• [GIVEN EXERCISE] Count every line in the following entries where the word "Videos" appears. Give the count alone.

• [RECORDS FOR THIS TASK]
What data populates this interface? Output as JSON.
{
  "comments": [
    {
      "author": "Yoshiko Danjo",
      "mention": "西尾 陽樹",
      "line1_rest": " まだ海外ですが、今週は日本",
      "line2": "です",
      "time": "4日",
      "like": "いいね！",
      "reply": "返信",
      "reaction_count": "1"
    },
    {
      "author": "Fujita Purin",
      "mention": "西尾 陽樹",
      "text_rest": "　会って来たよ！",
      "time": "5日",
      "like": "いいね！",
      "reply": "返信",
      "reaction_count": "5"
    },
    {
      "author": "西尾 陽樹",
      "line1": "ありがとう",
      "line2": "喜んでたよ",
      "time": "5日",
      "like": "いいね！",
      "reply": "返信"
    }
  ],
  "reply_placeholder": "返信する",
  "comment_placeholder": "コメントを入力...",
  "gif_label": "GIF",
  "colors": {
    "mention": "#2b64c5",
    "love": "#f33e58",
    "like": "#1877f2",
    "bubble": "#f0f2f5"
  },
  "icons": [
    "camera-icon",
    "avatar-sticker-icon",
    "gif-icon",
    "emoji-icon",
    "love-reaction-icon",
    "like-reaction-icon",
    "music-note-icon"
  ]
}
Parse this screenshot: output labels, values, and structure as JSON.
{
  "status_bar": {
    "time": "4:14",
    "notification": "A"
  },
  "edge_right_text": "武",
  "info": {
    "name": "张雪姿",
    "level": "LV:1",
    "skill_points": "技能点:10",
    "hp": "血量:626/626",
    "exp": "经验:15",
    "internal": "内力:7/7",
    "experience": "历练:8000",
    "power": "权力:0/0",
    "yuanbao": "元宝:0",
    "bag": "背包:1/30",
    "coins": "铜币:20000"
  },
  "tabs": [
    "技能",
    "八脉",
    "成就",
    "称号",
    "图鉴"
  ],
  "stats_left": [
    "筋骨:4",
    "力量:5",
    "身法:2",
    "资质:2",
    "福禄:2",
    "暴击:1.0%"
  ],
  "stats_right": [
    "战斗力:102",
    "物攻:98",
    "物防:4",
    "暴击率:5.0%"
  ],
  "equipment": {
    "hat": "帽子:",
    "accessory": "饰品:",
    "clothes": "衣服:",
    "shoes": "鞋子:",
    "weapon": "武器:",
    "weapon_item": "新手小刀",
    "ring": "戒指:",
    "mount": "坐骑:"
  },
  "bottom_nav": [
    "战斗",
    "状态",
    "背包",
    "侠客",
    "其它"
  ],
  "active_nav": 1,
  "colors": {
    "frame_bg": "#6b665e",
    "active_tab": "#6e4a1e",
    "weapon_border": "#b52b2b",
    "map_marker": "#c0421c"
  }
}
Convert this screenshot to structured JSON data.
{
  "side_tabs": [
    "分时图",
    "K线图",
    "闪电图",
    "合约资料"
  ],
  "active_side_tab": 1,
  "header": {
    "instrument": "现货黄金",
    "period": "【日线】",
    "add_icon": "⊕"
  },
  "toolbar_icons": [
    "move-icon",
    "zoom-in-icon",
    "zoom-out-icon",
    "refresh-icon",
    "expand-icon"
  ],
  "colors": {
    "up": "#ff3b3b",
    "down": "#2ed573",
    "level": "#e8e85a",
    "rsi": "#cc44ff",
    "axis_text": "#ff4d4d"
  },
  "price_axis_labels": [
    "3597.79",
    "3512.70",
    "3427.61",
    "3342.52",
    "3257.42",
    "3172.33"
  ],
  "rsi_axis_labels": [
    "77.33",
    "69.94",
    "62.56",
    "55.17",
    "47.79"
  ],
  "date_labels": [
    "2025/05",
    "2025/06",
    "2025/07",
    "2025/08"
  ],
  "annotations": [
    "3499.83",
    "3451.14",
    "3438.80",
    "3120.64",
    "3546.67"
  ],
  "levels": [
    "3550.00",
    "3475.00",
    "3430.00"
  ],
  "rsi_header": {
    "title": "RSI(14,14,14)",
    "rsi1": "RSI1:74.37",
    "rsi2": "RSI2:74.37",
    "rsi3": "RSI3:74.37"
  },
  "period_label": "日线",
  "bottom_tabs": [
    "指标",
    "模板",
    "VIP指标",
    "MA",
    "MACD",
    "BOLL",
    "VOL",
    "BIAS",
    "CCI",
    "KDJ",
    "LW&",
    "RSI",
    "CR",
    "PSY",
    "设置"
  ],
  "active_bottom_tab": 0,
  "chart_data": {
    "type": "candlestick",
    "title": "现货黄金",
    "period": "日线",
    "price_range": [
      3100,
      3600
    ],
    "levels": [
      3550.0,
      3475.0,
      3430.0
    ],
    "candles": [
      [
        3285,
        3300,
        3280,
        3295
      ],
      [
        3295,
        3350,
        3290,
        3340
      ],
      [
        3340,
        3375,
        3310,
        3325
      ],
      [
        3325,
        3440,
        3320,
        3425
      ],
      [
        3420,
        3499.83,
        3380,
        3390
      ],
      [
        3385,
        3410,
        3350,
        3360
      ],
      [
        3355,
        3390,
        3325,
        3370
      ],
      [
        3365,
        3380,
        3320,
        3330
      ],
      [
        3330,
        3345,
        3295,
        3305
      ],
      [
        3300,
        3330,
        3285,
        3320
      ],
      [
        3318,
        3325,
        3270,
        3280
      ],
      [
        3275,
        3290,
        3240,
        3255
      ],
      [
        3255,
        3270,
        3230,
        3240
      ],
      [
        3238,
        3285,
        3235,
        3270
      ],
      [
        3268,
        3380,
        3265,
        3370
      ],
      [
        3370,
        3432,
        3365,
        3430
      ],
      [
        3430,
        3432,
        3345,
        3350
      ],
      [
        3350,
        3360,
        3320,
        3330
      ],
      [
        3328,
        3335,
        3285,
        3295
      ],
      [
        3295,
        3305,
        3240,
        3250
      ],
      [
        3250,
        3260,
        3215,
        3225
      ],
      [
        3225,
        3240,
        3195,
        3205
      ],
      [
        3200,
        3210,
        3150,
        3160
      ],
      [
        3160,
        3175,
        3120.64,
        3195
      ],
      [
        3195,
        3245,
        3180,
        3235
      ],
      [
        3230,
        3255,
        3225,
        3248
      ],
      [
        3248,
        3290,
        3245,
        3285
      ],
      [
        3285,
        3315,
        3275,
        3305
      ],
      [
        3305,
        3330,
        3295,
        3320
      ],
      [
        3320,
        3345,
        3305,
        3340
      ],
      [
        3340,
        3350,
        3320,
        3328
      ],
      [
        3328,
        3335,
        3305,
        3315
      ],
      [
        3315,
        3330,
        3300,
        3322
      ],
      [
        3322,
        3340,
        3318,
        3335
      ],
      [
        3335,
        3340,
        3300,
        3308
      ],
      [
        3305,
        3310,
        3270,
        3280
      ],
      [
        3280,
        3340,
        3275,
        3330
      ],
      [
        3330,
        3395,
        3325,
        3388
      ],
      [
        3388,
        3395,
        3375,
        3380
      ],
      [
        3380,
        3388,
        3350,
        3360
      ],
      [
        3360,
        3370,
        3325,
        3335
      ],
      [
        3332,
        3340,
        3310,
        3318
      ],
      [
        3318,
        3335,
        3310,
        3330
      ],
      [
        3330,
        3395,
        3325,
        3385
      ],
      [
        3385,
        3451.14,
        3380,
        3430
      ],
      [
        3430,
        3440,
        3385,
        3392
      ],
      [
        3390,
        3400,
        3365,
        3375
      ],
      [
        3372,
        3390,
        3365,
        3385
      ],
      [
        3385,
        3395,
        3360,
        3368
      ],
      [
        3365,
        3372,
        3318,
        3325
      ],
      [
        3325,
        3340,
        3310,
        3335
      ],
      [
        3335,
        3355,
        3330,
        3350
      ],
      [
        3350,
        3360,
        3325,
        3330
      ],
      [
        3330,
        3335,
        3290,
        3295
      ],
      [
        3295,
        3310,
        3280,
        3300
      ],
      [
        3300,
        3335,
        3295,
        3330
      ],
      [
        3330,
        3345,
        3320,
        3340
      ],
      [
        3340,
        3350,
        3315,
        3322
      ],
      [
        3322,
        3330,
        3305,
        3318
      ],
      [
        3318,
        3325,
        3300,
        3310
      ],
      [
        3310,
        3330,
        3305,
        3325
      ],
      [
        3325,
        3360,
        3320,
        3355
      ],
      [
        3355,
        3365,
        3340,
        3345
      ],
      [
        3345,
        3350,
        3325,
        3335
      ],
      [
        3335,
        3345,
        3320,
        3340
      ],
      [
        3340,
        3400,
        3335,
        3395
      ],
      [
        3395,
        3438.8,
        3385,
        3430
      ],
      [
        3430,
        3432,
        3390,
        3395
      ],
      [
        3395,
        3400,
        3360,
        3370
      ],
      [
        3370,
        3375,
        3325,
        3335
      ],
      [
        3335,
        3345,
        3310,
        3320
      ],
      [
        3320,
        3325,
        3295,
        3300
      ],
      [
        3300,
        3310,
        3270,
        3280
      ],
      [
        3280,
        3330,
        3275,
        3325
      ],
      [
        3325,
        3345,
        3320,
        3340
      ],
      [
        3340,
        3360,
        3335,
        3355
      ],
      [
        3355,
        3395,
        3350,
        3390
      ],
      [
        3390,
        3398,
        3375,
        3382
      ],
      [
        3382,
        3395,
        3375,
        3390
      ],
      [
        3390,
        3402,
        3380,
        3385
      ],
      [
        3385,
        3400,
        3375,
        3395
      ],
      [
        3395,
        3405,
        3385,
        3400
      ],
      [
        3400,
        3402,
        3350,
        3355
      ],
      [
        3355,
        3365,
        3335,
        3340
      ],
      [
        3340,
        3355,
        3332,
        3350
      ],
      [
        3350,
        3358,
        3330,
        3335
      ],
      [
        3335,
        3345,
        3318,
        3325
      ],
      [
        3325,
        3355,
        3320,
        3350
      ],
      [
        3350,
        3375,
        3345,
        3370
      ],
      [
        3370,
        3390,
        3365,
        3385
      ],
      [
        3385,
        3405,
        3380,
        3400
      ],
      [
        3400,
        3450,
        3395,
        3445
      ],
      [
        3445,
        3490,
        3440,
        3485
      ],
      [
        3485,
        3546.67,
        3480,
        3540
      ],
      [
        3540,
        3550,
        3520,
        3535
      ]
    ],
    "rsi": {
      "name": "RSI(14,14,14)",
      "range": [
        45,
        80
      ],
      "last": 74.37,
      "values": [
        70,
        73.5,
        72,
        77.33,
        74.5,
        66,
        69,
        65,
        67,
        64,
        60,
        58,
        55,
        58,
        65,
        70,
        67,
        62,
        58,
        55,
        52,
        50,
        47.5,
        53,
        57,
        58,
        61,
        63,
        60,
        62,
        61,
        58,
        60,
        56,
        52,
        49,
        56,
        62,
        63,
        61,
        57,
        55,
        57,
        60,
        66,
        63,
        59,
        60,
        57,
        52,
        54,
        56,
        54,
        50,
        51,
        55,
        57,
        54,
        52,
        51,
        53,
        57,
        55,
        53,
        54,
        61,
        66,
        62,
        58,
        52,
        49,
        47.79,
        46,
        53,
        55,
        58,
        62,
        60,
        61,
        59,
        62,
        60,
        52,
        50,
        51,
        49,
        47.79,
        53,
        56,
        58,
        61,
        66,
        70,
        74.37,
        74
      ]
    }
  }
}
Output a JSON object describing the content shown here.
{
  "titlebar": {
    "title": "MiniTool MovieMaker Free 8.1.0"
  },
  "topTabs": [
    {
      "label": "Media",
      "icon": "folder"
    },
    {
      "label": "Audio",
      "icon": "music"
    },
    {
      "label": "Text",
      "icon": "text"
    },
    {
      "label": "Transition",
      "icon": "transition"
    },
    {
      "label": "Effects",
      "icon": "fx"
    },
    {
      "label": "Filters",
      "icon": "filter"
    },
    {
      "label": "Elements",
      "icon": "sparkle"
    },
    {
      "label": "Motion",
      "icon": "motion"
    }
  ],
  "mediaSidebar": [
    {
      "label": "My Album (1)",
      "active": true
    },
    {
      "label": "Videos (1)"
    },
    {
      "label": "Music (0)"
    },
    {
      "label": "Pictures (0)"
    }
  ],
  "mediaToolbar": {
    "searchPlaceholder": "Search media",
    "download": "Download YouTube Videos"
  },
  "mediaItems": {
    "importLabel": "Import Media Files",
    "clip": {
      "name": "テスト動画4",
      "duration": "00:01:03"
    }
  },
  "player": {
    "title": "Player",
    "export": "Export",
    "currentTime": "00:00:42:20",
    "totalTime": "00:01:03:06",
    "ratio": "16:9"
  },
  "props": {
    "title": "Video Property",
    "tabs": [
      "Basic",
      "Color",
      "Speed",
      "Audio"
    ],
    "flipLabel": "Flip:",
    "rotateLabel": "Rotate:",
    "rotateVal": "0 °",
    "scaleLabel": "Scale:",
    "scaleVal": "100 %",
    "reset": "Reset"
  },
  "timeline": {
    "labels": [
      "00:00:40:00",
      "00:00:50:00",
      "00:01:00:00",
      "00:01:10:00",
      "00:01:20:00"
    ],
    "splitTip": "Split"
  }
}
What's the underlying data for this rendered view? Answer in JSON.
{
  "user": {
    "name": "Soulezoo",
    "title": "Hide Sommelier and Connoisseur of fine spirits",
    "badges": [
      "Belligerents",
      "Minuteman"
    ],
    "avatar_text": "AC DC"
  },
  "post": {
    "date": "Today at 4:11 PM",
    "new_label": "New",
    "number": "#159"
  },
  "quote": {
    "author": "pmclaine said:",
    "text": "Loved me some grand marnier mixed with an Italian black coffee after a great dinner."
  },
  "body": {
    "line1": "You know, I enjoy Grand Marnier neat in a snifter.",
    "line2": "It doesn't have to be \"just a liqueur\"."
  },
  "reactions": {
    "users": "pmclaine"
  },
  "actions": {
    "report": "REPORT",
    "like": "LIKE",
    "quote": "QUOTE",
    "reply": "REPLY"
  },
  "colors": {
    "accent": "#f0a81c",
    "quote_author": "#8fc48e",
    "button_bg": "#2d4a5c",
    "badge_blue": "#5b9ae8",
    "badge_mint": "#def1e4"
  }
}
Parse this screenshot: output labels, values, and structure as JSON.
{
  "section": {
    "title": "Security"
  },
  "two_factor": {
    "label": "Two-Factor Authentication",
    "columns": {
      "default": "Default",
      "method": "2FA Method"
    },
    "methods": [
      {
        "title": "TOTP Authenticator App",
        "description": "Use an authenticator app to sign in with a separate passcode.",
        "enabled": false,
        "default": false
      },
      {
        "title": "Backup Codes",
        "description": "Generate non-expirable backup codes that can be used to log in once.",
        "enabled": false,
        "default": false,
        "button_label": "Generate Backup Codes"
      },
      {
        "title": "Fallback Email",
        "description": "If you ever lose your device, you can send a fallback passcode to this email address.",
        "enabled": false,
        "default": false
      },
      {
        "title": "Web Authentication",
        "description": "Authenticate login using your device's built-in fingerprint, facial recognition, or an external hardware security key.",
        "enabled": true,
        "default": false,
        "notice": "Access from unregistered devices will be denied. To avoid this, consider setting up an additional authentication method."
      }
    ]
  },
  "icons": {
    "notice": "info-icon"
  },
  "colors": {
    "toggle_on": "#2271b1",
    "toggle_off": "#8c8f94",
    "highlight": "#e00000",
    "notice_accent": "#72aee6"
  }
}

• [TASK ANSWER] 2